Texto de leitura
━━━
Segundo ele, não há motivo para substituir um superintendente
se ele está desempenhando bem
sua função: "Todo cidadão brasileiro tem uma carteira de identidade. Se está credenciado para o
cargo, está no cargo e desempenha bem, não faz diferença se é
oriundo de um movimento ou de
uma empresa ou de um setor tal,
A ou B. Esse não é o critério. O critério é o desempenho na execução
da reforma agrária", afirmou.
Hackbart reclama da limitação
orçamentária, critica os proprietários rurais por sua visão "segmentada", condena o plantio de
transgênicos e promete menos
burocracia na disponibilização de
crédito para 2004. Sem fixar metas, ele atribui à penúria orçamentária o não-cumprimento da promessa feita pelo presidente Luiz
Inácio Lula da Silva, em maio, de
assentar 60 mil famílias até dezembro. "O principal entrave é o
Orçamento da União." Hackbart
recebeu a Folha na sexta-feira
passada em seu gabinete.
Folha - O sr. não fixa metas. É medo de cobrança?
Rolf Hackbart - A nossa preocupação é com qualidade. Não é nenhum medo em falar em metas.
Acho muito bom a sociedade cobrar o maior número de famílias.
Só que, para nós, o número vai ser
o resultado do processo de desapropriação com qualidade.
Folha - Lula prometeu assentar
60 mil famílias em 2003. Por que o
governo não vai cumprir a meta?
Hackbart - Por várias razões. Assentamos 13.672 famílias e estamos trabalhando com o estoque
de mais de 30 mil famílias no processo. Com quantas vamos chegar até o final do ano? Não sei,
porque o processo de reforma
agrária não casa com o ano civil.
Poderemos chegar a um bom número. O principal entrave é o Orçamento da União, a capacidade
de recursos para agilizar o número de famílias. Esse é o principal.
Folha - O Plano Nacional de Reforma Agrária sugerido por Plínio
de Arruda Sampaio recomenda o
assentamento de 1 milhão de famílias até 2006. Até 2004, não há dinheiro para 10% disso. O plano é
crível ou é uma carta de intenções?
Hackbart - O professor Plínio foi
muito claro. Botou no papel, com
a sua equipe, uma sugestão, uma
recomendação para o governo.
Agora o governo vai analisar essa
sugestão, os números e a capacidade de realização. Aí entra nossa
responsabilidade. Nós, sim, temos de dar uma resposta. Há condições para fazer o quê, quando,
onde? Em todos os assentamentos por que a equipe do Incra passa é o mesmo. Chega de assentamento malfeito, chega de miséria,
de sofrimento. A sociedade também cobra isso. Se quiser uma palavra de ordem, ela é: quantidade
com qualidade. Saber combinar
isso é nossa responsabilidade.
Folha - Há prazo para assentar as
162 mil famílias acampadas?
Hackbart - Vamos fazer o maior
esforço para assentar o maior número de famílias.
Folha - Nenhuma previsão?
Hackbart - Não. Vamos trabalhar com o máximo. Estamos realizando concurso, buscando suplementação orçamentária, construindo o Orçamento do ano que
vem e dialogando com os movimentos sociais.
━━━
Dados de origem
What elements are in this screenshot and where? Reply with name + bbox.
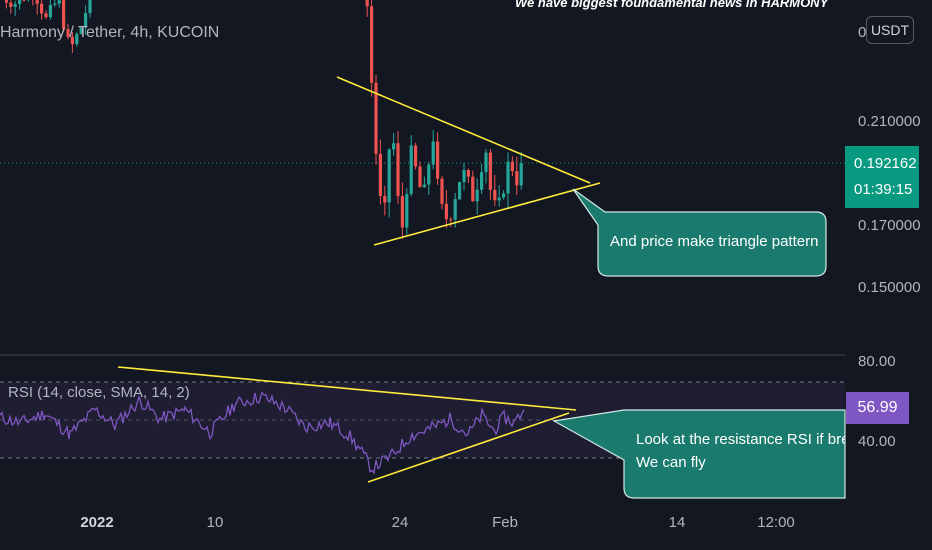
━━━
O que se pede
Na última resposta de Hackbart no texto de leitura, quais ações ele diz que estão sendo realizadas? Liste todas.

Resultado
- Realizar concurso
- Buscar suplementação orçamentária
- Construir o Orçamento do ano que vem
- Dialogar com os movimentos sociais